Several different explanations are possible for the biphasic response. Since a thick stratum corneum covers the apical, transporting layer of cells in the rumen, the current profile may reflect a gradual increase in the concentration of the agonist, with an initial stimulation by low concentrations followed by subsequent inhibitory effects [2, 28]. If this were the case, only the stimulatory effect should have been seen at lower concentrations of the agonist, which was not the case. Alternately, time-dependent desensitization may have occurred, as reported after short-term exposure of a cell line expressing TRPV3 [51]. A third hypothesis is possible: An initial stimulation of Na⁺ or NH₄ ⁺ influx into the epithelium with depolarization of the apical membrane is followed by a gradual increase in the efflux of K⁺ through the nonselective pore, leading to an inversion of the direction of current in our experiments. With due caution, this interpretation is supported by the observation that after the initial menthol-induced peak, the I _sc values of bovine epithelia in symmetrical NaCl Ringer declined to values significantly below zero (Table 5, Exp. 3), while tissue conductance continued to rise (Tables 6 and 7, Fig. 7).

The last series of experiments was performed using sheep ruminal epithelia incubated in conventional Ussing chambers (Tables 6 and 7, Fig. 7). As before, we observed a marked change in I _sc (ΔI _scPeak) at the two higher concentrations of both menthol and thymol, as discussed above. Since Na⁺ was in equilibrium across the tissue in these experiments, the menthol-induced peak is clearly caused by transcellular processes. In parallel to ΔI _scPeak, a rise in G _t (by ΔG _tPeak) was observed (Fig. 7a). An old electrophysiological “rule of the thumb” states that at 37 °C, the flux of an ion (in μeq·cm⁻²·h⁻¹) is numerically identical to the conductance (in mS·cm⁻²) (for derivation, see “Methods”). At the highest concentration applied, ΔG _tPeak thus corresponds almost completely to ΔI _scPeak and consequently appears to primarily reflect current through a transcellular pathway.

The ruminal epithelium also contributes to the gastrointestinal absorption of Ca²⁺ in the ruminant. Carefully done recent studies of Ca²⁺ transport across the ovine rumen clearly show that mucosal to serosal flux of Ca²⁺ (J _ms(Ca²⁺)) is primarily transcellular [64] and involves both electroneutral and electrogenic mechanisms [65]. However, as confirmed in this study, attempts to detect mRNA encoding for the classical epithelial Ca²⁺ channels TRPV5 and TRPV6 were not successful [48, 63, 64].

● LISTED ENTRIES:
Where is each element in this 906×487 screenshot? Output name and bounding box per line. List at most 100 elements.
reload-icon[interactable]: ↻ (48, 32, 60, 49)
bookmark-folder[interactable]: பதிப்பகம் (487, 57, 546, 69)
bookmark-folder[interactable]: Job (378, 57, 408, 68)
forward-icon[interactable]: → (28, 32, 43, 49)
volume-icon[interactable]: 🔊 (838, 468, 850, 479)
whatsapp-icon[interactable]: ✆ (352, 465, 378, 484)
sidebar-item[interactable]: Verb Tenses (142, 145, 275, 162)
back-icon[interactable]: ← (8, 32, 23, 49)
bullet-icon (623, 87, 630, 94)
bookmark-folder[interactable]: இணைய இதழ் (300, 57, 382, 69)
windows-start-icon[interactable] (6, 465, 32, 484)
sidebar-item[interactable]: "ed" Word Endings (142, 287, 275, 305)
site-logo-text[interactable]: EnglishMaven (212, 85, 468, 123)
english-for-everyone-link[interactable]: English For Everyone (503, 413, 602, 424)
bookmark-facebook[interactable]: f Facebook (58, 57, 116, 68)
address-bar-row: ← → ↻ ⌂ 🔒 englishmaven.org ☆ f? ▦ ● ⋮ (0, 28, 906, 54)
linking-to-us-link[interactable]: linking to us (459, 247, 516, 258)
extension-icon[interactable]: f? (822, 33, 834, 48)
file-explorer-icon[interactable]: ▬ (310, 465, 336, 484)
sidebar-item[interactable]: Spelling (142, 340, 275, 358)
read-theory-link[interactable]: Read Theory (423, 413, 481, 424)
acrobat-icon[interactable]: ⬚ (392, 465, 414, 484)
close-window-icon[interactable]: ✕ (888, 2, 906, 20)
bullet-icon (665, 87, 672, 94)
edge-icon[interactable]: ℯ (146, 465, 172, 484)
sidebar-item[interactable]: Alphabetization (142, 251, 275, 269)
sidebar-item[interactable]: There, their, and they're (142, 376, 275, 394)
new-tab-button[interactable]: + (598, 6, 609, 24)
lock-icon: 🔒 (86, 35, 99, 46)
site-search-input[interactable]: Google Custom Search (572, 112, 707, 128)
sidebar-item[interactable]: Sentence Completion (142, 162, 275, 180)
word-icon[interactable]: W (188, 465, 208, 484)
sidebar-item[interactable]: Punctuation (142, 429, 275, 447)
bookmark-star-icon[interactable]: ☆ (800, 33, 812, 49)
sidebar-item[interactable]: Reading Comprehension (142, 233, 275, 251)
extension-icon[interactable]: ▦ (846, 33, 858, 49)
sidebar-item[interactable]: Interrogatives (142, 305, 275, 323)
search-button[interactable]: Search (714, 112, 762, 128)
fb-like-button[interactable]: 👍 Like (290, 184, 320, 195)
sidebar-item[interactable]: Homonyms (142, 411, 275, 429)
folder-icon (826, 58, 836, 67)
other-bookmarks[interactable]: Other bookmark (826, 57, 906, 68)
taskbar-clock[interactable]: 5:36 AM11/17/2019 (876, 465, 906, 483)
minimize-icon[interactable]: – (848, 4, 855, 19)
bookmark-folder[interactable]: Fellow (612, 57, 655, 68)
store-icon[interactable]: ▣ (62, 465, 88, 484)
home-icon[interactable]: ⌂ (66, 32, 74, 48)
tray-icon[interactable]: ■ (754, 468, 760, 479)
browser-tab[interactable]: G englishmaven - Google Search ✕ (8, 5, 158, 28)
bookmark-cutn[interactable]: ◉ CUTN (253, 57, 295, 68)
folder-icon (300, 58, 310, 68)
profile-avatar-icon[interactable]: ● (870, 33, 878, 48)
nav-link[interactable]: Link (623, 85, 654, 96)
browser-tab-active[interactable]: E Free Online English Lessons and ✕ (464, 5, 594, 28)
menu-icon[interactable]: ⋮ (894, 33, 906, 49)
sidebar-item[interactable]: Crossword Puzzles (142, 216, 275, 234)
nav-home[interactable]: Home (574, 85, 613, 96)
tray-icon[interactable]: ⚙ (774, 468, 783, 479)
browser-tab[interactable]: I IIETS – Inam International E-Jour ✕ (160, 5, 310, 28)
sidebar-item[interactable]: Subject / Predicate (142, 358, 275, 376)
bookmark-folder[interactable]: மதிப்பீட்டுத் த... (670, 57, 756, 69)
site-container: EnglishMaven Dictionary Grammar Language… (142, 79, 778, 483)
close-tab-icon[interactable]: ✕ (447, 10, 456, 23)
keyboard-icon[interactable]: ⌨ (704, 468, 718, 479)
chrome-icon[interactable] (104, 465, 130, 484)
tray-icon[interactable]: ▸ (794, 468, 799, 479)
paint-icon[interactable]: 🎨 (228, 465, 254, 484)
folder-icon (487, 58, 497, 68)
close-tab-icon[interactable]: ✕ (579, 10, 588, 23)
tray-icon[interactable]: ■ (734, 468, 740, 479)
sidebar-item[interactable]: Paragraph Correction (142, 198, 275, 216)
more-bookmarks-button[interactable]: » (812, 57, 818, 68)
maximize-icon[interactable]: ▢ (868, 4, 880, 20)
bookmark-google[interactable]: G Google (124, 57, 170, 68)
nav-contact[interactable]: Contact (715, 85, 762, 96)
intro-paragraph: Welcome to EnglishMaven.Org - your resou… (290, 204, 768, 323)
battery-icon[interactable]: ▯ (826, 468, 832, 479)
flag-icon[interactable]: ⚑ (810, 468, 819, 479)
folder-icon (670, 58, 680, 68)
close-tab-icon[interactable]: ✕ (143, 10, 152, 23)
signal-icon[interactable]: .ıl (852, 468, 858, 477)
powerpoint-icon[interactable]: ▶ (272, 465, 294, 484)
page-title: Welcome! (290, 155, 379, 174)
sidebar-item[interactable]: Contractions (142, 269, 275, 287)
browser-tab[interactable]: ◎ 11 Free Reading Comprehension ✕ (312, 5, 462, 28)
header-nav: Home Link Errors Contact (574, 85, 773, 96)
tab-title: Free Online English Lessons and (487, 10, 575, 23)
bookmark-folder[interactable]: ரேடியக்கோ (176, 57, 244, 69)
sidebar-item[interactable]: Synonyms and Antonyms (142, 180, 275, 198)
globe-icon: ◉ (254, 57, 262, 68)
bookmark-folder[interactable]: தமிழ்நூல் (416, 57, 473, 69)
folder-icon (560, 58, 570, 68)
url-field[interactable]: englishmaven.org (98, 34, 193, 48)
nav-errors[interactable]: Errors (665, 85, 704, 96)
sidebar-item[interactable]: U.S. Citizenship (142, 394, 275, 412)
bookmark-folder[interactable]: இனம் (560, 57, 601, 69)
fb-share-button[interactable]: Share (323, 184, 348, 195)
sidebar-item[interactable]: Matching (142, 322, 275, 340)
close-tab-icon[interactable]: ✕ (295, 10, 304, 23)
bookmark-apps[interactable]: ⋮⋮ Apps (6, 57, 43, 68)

● PROBLEM DESCRIPTION: Can you reproduce, word for word, the stretch of the ruminal epithelium passage from "The last series" through "a transcellular pathway."? The data has no role here.

● THE COMPLETED TASK:
The last series of experiments was performed using sheep ruminal epithelia incubated in conventional Ussing chambers (Tables 6 and 7, Fig. 7). As before, we observed a marked change in I _sc (ΔI _scPeak) at the two higher concentrations of both menthol and thymol, as discussed above. Since Na⁺ was in equilibrium across the tissue in these experiments, the menthol-induced peak is clearly caused by transcellular processes. In parallel to ΔI _scPeak, a rise in G _t (by ΔG _tPeak) was observed (Fig. 7a). An old electrophysiological “rule of the thumb” states that at 37 °C, the flux of an ion (in μeq·cm⁻²·h⁻¹) is numerically identical to the conductance (in mS·cm⁻²) (for derivation, see “Methods”). At the highest concentration applied, ΔG _tPeak thus corresponds almost completely to ΔI _scPeak and consequently appears to primarily reflect current through a transcellular pathway.